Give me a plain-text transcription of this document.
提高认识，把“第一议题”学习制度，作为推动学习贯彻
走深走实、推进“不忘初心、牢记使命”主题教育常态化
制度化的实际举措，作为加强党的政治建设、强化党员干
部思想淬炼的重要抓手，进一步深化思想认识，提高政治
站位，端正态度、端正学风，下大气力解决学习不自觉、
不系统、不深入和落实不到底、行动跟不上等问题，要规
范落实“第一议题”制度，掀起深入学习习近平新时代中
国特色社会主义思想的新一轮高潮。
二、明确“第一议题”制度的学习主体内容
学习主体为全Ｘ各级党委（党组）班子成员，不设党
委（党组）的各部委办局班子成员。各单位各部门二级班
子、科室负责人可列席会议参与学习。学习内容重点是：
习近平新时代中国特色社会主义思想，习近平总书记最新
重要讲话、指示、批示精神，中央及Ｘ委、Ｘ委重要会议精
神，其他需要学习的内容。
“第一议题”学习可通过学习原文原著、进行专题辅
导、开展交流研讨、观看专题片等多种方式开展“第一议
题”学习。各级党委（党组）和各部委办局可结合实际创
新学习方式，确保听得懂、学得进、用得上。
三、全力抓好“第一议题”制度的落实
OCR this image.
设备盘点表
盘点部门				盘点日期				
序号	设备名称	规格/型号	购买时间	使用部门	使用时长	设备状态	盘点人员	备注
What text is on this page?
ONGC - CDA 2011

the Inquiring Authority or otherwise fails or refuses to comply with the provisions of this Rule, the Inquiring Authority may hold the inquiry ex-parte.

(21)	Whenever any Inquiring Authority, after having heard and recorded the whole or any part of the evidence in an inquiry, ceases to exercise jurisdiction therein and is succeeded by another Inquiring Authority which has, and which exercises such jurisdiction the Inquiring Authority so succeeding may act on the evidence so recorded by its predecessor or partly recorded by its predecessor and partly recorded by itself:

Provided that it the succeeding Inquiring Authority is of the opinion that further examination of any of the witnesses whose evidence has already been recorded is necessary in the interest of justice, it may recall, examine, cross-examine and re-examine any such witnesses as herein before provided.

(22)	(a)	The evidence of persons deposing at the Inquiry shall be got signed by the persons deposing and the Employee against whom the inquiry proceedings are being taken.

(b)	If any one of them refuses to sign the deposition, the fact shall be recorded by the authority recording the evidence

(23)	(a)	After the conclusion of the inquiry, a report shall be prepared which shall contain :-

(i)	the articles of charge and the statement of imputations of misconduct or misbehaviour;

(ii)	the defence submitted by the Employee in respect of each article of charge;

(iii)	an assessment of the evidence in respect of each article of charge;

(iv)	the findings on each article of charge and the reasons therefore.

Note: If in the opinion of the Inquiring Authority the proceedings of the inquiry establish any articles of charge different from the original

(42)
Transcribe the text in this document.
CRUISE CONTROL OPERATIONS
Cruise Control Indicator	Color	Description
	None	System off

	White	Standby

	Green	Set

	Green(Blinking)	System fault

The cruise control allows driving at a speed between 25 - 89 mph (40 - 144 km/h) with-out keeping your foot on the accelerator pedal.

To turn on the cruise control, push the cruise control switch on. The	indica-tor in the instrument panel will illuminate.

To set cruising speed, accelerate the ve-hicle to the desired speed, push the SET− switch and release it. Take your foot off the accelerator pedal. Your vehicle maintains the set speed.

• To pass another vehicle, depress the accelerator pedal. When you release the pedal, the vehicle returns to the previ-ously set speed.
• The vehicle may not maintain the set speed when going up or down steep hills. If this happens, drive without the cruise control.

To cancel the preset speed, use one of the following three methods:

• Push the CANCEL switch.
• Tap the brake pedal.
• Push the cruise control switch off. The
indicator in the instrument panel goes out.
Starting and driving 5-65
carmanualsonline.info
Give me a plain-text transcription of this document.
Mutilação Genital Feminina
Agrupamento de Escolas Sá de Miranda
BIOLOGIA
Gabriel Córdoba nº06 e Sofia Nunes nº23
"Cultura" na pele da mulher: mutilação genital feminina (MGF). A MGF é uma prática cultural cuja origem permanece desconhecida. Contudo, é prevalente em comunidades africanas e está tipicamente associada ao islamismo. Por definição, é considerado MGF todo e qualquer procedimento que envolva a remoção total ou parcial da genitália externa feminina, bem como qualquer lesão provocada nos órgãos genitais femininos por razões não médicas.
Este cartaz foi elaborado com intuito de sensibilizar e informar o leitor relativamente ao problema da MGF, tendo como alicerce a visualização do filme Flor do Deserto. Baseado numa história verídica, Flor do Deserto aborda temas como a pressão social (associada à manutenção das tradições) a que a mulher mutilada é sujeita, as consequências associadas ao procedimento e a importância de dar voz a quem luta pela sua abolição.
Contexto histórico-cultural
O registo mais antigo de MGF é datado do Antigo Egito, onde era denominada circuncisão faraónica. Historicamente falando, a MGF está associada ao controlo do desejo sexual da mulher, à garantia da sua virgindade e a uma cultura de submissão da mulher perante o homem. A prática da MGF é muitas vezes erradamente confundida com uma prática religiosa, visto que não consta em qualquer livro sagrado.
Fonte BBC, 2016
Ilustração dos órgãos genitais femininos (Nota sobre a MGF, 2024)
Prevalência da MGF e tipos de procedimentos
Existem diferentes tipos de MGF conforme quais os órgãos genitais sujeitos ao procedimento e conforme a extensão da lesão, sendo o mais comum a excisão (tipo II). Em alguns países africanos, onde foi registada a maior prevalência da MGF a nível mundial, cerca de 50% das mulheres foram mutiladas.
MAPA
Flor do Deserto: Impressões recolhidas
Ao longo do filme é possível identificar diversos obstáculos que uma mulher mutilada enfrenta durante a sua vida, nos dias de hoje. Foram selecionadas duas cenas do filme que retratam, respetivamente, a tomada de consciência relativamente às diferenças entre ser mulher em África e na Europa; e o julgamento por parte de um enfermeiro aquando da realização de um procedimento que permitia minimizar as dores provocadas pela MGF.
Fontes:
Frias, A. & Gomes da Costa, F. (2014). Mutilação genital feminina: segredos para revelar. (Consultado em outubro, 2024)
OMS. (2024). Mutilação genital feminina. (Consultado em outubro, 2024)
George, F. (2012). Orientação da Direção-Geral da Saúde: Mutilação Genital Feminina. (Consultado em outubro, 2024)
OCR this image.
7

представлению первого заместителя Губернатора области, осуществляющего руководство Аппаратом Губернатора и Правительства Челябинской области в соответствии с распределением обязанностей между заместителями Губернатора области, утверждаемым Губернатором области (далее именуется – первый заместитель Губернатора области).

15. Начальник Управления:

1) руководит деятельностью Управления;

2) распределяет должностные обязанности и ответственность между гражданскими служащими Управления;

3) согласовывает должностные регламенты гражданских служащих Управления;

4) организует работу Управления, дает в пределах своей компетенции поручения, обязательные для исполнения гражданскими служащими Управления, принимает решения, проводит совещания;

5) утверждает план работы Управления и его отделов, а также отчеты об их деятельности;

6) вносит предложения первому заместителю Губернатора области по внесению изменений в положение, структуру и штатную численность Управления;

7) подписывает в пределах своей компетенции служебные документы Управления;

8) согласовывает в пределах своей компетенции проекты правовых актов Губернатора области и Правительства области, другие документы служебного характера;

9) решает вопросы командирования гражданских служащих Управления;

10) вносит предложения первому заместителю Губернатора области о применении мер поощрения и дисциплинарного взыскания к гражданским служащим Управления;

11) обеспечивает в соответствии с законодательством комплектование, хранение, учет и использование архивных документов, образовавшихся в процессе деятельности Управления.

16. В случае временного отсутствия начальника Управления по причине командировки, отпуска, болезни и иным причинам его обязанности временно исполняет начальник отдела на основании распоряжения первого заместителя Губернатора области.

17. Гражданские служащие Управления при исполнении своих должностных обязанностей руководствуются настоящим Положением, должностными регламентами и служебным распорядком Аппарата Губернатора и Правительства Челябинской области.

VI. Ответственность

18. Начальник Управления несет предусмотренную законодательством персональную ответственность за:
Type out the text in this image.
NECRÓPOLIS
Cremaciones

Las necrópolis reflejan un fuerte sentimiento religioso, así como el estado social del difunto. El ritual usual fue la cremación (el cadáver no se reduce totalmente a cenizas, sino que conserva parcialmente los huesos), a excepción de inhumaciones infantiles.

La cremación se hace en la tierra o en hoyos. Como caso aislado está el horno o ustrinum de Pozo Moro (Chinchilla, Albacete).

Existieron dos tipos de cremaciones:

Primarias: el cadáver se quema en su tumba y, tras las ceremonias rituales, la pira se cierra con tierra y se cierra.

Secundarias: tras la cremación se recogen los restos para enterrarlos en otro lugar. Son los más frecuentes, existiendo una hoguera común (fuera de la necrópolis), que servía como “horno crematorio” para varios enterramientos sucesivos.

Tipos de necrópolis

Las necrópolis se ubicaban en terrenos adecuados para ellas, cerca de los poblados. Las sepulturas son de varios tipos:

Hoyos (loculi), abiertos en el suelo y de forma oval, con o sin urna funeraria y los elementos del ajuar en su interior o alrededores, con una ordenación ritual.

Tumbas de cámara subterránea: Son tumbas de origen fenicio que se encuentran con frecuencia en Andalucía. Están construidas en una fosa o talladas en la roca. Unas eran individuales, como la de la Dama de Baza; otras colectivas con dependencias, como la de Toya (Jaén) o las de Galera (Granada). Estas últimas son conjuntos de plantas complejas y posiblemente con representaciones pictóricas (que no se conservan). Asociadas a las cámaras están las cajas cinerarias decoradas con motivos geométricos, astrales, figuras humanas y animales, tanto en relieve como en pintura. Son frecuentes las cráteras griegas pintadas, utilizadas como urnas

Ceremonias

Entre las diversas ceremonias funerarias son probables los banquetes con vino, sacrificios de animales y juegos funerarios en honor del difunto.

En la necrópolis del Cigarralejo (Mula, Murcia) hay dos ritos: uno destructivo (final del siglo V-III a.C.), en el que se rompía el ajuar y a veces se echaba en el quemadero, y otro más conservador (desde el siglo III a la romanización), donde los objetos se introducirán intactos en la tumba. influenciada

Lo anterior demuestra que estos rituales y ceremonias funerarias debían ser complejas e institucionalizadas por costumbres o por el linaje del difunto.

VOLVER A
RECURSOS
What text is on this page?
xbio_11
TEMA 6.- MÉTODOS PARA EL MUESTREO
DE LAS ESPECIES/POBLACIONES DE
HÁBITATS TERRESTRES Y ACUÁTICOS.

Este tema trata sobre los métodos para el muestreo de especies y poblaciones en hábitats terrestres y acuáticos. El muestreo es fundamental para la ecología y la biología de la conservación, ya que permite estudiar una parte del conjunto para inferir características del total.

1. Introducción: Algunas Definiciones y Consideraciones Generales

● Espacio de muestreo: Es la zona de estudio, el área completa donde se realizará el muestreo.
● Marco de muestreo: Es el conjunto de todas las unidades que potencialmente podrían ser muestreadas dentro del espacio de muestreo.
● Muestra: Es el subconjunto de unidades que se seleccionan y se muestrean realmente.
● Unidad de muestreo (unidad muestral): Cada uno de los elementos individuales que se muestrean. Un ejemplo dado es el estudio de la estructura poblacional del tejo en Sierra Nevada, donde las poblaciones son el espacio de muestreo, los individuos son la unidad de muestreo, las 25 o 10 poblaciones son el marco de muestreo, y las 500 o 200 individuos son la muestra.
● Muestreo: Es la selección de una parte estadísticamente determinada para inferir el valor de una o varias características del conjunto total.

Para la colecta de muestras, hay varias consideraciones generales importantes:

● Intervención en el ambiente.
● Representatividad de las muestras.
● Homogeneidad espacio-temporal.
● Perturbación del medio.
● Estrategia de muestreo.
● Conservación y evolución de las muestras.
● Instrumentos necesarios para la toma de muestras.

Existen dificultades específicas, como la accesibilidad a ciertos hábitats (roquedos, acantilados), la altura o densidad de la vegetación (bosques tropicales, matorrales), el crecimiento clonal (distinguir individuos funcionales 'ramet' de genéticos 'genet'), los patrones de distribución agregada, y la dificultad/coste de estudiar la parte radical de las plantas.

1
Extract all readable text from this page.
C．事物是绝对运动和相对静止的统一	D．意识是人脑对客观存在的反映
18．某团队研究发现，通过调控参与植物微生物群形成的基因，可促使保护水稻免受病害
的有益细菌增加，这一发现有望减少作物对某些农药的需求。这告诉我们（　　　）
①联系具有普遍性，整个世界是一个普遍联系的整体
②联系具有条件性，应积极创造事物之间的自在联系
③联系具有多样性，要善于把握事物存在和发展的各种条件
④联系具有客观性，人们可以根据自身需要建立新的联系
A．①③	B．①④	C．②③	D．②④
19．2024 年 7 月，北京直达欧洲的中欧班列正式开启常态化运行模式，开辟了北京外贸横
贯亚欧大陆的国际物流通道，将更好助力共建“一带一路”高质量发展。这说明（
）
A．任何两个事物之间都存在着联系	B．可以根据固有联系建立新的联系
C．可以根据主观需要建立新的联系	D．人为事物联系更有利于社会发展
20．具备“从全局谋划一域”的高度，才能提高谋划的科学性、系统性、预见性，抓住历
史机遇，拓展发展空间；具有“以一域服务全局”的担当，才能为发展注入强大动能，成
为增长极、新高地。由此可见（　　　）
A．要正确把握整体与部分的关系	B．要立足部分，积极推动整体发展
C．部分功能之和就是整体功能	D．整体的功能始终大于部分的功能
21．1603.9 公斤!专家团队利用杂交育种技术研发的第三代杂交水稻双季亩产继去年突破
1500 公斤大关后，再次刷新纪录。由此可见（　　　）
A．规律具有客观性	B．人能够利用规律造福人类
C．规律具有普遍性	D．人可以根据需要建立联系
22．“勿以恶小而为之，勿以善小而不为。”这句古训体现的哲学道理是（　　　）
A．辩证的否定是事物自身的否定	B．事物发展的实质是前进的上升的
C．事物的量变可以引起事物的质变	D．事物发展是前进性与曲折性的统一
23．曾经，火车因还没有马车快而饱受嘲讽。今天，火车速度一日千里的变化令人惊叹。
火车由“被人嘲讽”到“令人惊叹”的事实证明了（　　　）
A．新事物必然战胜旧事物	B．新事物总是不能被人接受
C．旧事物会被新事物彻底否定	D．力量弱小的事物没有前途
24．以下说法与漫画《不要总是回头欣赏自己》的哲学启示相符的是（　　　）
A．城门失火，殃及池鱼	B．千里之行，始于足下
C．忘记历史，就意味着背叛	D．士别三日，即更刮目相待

******

* JOB *
Say, as a number only, how many lines of the data contain "varias".

* TASK OUTPUT *
2